YOUR GOAL
Show every line where "Date" occurs.

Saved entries
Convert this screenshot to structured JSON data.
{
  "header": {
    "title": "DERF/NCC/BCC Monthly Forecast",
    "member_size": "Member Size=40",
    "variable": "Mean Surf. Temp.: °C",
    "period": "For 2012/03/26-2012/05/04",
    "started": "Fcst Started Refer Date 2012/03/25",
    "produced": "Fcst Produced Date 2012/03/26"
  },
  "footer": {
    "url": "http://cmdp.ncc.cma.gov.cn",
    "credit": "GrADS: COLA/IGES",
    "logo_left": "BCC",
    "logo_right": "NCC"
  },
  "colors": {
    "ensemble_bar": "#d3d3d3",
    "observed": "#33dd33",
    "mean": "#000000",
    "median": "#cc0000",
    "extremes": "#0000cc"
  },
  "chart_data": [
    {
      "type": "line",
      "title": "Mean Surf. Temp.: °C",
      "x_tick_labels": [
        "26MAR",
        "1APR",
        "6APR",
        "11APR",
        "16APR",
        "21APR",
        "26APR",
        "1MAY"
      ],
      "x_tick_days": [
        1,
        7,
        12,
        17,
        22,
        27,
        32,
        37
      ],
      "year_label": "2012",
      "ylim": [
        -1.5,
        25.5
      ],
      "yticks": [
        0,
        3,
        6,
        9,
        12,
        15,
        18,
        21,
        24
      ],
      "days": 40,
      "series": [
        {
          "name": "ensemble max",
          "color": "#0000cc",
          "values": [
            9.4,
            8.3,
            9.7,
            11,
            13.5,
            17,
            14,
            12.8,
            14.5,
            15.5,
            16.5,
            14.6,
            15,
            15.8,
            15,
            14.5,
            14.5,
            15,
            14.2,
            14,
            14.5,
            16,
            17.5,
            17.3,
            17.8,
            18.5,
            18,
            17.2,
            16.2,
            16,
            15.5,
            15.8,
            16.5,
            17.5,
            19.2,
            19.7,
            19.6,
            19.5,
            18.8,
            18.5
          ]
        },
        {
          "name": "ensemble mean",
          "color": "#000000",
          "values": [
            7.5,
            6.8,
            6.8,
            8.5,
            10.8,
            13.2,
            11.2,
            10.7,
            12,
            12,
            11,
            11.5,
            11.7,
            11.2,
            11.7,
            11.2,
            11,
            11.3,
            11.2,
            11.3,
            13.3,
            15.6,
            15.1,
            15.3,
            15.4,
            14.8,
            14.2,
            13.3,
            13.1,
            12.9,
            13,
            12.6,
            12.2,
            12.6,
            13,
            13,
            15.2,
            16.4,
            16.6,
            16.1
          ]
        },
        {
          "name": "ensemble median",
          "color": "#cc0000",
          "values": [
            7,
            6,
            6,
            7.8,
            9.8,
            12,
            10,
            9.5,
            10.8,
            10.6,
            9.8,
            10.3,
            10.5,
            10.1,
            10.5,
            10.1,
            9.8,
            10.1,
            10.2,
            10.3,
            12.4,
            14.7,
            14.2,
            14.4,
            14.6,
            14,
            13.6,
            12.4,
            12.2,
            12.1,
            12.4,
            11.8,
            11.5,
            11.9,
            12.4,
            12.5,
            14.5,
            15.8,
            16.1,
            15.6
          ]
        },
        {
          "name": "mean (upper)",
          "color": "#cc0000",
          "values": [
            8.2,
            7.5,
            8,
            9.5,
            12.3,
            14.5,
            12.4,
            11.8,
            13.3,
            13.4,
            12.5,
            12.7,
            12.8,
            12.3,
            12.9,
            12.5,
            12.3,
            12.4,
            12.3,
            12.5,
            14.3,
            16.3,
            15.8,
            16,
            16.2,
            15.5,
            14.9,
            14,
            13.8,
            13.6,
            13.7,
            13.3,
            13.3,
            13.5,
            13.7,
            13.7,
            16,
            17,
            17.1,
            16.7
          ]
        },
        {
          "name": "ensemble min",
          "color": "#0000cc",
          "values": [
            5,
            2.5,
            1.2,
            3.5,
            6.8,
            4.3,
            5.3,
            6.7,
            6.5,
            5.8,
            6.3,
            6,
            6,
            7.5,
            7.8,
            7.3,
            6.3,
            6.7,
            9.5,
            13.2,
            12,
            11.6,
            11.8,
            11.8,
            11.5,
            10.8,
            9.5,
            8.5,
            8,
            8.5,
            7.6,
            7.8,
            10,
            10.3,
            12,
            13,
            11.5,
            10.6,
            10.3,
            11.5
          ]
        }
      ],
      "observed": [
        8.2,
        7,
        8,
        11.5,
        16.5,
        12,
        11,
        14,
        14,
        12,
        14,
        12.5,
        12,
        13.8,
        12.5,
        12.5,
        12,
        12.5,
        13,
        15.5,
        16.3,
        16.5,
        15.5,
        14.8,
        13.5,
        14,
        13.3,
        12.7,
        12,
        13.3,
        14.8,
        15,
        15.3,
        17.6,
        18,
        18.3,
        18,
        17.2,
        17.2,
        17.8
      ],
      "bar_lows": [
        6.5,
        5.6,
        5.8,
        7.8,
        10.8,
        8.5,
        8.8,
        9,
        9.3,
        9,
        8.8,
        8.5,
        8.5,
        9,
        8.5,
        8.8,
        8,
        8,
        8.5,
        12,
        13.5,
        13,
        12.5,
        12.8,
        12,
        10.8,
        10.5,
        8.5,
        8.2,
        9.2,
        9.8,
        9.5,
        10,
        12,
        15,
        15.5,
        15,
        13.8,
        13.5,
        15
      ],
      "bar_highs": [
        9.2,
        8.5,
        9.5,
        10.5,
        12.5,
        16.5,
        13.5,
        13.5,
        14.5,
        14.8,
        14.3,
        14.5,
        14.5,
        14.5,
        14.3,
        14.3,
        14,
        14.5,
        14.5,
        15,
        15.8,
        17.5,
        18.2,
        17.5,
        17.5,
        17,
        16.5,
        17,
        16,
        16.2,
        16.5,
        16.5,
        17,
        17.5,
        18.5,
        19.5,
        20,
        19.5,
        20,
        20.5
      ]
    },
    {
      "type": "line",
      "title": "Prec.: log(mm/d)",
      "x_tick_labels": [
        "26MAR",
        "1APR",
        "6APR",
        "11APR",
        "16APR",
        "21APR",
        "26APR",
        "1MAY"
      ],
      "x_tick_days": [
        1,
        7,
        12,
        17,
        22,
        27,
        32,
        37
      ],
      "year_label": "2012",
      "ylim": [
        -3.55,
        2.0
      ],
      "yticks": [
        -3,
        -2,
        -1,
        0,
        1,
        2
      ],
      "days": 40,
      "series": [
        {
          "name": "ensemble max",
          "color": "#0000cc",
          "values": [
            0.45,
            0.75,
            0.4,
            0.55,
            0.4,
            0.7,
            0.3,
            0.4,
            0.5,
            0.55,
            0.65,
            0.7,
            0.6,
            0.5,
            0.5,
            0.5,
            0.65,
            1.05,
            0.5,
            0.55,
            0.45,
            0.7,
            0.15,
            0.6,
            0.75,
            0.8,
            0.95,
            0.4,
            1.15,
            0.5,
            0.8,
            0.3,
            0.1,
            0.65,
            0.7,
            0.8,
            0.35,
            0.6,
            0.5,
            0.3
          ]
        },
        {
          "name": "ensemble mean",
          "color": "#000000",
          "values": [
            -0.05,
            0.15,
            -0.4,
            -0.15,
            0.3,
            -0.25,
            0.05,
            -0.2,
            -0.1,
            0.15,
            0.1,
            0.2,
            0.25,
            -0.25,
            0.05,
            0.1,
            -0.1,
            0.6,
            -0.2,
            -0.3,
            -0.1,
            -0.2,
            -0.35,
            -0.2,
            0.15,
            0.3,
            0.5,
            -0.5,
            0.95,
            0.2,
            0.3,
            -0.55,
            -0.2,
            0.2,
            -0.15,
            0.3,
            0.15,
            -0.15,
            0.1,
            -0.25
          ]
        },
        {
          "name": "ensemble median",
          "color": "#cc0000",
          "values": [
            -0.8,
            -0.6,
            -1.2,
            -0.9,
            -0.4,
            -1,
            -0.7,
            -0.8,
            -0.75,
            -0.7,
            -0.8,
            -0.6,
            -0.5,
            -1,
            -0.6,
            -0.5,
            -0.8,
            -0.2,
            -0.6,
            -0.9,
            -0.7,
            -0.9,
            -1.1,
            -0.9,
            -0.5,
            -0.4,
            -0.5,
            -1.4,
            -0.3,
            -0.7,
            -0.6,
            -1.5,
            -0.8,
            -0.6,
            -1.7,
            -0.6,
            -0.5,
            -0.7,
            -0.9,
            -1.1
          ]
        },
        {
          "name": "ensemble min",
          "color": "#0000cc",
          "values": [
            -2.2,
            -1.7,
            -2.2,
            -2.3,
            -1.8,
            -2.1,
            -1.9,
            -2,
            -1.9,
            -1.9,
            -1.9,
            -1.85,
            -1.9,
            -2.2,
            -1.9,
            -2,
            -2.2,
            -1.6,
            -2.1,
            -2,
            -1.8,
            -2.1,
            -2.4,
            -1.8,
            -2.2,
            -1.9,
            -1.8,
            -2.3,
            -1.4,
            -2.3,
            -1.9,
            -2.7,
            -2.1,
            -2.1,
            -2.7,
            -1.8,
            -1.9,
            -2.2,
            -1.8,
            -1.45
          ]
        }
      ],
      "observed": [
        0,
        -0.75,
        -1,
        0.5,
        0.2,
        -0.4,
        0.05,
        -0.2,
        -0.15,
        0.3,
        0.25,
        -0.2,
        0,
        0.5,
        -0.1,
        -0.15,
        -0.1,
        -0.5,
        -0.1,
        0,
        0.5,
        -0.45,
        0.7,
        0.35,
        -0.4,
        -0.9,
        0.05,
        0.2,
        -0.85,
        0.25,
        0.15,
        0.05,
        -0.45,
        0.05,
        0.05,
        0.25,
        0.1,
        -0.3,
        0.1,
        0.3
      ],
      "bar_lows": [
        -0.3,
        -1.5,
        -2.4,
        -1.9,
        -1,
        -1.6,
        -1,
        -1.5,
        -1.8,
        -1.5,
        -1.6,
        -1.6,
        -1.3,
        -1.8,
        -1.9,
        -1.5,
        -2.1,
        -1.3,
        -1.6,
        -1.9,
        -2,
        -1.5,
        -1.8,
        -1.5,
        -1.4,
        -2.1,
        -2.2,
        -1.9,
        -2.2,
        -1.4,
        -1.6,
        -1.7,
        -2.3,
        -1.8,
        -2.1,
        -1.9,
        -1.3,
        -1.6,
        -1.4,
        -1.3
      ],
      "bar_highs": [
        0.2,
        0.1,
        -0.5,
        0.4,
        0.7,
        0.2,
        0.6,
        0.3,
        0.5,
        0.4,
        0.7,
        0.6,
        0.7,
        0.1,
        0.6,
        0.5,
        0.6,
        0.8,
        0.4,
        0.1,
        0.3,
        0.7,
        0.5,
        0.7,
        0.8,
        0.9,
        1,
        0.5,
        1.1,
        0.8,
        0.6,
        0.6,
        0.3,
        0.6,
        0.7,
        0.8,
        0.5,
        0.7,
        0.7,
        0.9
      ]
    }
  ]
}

RESPONSE TO THIS TASK
    "started": "Fcst Started Refer Date 2012/03/25",
    "produced": "Fcst Produced Date 2012/03/26"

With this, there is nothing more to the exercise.